== WHAT IS ASKED ==
Return each line of the material verbatim.
-- BEGIN --
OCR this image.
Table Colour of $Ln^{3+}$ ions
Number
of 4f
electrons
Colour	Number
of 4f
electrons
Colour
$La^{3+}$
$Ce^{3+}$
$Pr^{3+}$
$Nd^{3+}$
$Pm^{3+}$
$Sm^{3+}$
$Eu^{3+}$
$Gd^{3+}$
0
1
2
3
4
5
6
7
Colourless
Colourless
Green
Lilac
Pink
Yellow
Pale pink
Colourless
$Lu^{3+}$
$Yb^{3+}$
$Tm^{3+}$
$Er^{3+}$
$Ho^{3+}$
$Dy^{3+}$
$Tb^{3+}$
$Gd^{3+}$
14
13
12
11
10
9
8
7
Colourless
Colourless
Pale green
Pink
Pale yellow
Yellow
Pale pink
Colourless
-- END --
== RESULT OF THIS TASK ==
OCR this image.
Table Colour of $Ln^{3+}$ ions
Number
of 4f
electrons
Colour	Number
of 4f
electrons
Colour
$La^{3+}$
$Ce^{3+}$
$Pr^{3+}$
$Nd^{3+}$
$Pm^{3+}$
$Sm^{3+}$
$Eu^{3+}$
$Gd^{3+}$
0
1
2
3
4
5
6
7
Colourless
Colourless
Green
Lilac
Pink
Yellow
Pale pink
Colourless
$Lu^{3+}$
$Yb^{3+}$
$Tm^{3+}$
$Er^{3+}$
$Ho^{3+}$
$Dy^{3+}$
$Tb^{3+}$
$Gd^{3+}$
14
13
12
11
10
9
8
7
Colourless
Colourless
Pale green
Pink
Pale yellow
Yellow
Pale pink
Colourless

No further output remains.